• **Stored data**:
#####
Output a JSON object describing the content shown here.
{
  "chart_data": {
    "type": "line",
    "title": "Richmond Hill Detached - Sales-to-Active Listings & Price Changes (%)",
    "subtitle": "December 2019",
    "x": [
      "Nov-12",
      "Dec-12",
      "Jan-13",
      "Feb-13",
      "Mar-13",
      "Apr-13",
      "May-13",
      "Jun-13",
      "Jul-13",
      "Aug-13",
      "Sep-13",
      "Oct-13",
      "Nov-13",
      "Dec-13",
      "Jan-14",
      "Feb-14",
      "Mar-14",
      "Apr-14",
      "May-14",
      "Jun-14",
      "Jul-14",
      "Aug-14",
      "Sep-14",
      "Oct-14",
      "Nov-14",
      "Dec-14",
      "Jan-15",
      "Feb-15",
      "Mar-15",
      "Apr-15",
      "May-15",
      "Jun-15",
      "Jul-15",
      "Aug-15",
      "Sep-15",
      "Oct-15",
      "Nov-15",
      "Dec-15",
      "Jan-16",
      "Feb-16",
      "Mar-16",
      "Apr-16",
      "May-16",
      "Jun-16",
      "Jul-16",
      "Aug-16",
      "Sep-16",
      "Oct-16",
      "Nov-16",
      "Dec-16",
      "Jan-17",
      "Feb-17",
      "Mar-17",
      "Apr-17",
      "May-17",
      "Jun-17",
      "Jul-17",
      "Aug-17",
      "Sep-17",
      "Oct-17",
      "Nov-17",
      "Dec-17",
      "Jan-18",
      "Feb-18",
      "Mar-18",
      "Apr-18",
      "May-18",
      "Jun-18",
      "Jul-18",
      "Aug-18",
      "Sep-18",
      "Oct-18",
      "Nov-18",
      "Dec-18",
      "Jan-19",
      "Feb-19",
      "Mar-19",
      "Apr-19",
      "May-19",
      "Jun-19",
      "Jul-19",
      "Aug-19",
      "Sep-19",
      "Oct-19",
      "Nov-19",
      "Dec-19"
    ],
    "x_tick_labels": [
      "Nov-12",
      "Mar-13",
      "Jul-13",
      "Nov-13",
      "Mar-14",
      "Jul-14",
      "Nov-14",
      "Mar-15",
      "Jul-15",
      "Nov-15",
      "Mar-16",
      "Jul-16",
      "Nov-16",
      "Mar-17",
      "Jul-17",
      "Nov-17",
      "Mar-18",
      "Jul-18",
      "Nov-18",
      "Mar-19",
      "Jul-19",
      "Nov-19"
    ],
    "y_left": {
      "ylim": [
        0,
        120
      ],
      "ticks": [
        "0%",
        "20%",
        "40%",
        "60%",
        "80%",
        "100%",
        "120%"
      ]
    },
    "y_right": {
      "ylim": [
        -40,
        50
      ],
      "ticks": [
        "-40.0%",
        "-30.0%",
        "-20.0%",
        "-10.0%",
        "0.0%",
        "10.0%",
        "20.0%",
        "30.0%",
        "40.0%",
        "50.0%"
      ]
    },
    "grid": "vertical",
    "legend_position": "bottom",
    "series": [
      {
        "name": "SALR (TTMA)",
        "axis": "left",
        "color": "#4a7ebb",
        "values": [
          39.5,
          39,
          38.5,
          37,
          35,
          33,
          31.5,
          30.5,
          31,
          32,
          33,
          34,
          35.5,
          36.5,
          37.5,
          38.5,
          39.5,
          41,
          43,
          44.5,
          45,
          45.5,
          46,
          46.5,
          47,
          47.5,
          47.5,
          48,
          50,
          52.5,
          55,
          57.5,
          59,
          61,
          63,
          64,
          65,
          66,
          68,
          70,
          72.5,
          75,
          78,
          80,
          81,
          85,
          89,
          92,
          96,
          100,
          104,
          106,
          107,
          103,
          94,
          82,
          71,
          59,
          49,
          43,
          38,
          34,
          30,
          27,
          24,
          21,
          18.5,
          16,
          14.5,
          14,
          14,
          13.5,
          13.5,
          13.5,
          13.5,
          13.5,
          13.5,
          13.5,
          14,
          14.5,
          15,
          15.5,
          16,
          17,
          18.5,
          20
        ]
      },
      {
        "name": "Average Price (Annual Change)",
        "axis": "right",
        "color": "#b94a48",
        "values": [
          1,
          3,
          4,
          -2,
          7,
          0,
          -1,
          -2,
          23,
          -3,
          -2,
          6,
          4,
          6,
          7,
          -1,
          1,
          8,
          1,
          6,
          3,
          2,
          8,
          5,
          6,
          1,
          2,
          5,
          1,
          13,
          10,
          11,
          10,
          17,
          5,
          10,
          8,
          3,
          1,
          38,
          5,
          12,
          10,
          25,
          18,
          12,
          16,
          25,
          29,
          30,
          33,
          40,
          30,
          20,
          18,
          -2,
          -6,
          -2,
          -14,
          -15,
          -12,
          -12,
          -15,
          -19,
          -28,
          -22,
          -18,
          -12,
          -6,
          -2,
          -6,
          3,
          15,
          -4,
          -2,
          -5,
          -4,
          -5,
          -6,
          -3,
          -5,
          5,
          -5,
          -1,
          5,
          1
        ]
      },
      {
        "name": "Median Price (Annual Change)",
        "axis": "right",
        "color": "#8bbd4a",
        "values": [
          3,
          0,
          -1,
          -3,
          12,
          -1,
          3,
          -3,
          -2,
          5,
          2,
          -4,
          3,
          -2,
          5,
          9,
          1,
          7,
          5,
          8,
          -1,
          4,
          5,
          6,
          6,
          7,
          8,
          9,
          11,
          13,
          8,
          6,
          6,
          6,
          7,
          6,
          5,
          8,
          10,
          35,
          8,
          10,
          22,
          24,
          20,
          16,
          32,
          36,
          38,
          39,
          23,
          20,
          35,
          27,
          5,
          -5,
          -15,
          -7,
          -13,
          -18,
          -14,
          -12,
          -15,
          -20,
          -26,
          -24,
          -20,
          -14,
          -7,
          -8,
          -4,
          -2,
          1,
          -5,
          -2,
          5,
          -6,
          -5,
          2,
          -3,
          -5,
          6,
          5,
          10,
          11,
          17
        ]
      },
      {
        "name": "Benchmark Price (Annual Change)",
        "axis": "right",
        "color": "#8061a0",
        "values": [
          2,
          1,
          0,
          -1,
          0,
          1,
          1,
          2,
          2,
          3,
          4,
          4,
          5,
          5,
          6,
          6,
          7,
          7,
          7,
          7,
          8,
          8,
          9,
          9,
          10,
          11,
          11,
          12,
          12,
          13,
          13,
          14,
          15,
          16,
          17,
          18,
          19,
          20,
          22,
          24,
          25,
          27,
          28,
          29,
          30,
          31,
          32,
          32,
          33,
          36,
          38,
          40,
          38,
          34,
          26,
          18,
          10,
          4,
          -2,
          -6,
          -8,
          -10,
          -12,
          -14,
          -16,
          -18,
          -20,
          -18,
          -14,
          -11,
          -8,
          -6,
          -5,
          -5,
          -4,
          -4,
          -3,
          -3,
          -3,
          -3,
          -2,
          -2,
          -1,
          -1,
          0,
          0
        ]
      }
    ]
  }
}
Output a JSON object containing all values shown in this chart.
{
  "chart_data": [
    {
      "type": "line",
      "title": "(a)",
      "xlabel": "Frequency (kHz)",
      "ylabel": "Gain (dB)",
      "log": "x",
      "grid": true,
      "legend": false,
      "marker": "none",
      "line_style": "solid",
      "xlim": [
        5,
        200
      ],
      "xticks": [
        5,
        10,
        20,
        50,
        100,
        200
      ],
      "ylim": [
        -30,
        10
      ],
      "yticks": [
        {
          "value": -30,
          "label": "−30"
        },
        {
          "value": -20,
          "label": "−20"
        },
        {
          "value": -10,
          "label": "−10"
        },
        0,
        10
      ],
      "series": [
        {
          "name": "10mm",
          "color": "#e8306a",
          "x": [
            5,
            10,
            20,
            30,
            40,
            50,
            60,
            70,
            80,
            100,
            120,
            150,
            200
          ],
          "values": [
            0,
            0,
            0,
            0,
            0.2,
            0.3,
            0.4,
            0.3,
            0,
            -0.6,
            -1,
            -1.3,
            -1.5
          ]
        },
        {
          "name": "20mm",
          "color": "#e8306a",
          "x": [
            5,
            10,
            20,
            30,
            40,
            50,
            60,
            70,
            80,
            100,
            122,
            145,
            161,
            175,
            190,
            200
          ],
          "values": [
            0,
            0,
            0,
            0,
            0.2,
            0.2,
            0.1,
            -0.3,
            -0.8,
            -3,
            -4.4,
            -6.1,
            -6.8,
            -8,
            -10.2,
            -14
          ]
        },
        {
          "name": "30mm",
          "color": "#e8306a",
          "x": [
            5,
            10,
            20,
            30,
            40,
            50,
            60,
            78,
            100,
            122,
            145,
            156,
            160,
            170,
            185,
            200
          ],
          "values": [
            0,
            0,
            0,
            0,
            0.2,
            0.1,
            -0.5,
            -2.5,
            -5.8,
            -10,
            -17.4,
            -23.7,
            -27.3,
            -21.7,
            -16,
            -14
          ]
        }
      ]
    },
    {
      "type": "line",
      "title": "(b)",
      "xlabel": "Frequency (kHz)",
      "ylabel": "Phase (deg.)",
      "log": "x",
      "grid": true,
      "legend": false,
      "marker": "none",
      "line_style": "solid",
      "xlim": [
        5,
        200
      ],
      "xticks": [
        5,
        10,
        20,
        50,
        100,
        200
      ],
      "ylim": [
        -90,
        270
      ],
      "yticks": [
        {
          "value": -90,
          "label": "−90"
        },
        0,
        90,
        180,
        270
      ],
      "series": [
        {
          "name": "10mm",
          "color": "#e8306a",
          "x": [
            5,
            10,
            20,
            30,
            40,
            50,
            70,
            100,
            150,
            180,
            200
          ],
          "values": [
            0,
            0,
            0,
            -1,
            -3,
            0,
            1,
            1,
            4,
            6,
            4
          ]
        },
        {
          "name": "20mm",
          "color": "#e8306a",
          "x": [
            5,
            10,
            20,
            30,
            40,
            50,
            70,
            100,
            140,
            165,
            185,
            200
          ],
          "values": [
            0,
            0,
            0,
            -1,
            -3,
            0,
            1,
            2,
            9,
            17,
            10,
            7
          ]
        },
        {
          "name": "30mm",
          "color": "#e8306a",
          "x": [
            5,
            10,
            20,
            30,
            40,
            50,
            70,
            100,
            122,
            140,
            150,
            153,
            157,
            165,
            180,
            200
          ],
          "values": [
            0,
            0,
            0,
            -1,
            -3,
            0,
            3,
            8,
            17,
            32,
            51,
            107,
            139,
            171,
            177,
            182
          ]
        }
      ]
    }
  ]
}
#####
• **Brief**: Report only the number of lines in the data above that contain "shown".

• **Result of this task**: 2